§ **GOAL**
Repeat all of the data precisely.
━━━━━━
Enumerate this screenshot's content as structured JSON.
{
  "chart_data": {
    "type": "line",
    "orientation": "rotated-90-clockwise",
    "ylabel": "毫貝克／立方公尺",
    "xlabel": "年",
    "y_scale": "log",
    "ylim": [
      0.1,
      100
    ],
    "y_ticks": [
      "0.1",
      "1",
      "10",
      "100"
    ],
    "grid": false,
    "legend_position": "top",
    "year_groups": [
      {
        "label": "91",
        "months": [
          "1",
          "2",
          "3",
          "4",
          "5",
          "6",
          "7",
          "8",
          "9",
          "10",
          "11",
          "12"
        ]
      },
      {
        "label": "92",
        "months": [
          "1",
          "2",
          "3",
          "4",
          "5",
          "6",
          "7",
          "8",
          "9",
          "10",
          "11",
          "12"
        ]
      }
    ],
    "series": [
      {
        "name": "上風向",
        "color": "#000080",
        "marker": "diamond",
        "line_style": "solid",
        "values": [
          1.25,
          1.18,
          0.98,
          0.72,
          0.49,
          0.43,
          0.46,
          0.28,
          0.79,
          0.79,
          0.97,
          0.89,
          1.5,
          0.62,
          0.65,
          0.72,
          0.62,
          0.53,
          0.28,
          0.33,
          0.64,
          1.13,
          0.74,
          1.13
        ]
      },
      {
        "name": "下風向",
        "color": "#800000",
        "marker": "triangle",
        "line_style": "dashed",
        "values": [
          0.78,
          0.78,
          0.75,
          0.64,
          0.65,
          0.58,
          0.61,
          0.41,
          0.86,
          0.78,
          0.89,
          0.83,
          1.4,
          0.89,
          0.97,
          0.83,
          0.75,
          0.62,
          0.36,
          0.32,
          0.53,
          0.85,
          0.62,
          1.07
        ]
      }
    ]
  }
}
━━━━━━
§ **COMPLETE OUTPUT**
Enumerate this screenshot's content as structured JSON.
{
  "chart_data": {
    "type": "line",
    "orientation": "rotated-90-clockwise",
    "ylabel": "毫貝克／立方公尺",
    "xlabel": "年",
    "y_scale": "log",
    "ylim": [
      0.1,
      100
    ],
    "y_ticks": [
      "0.1",
      "1",
      "10",
      "100"
    ],
    "grid": false,
    "legend_position": "top",
    "year_groups": [
      {
        "label": "91",
        "months": [
          "1",
          "2",
          "3",
          "4",
          "5",
          "6",
          "7",
          "8",
          "9",
          "10",
          "11",
          "12"
        ]
      },
      {
        "label": "92",
        "months": [
          "1",
          "2",
          "3",
          "4",
          "5",
          "6",
          "7",
          "8",
          "9",
          "10",
          "11",
          "12"
        ]
      }
    ],
    "series": [
      {
        "name": "上風向",
        "color": "#000080",
        "marker": "diamond",
        "line_style": "solid",
        "values": [
          1.25,
          1.18,
          0.98,
          0.72,
          0.49,
          0.43,
          0.46,
          0.28,
          0.79,
          0.79,
          0.97,
          0.89,
          1.5,
          0.62,
          0.65,
          0.72,
          0.62,
          0.53,
          0.28,
          0.33,
          0.64,
          1.13,
          0.74,
          1.13
        ]
      },
      {
        "name": "下風向",
        "color": "#800000",
        "marker": "triangle",
        "line_style": "dashed",
        "values": [
          0.78,
          0.78,
          0.75,
          0.64,
          0.65,
          0.58,
          0.61,
          0.41,
          0.86,
          0.78,
          0.89,
          0.83,
          1.4,
          0.89,
          0.97,
          0.83,
          0.75,
          0.62,
          0.36,
          0.32,
          0.53,
          0.85,
          0.62,
          1.07
        ]
      }
    ]
  }
}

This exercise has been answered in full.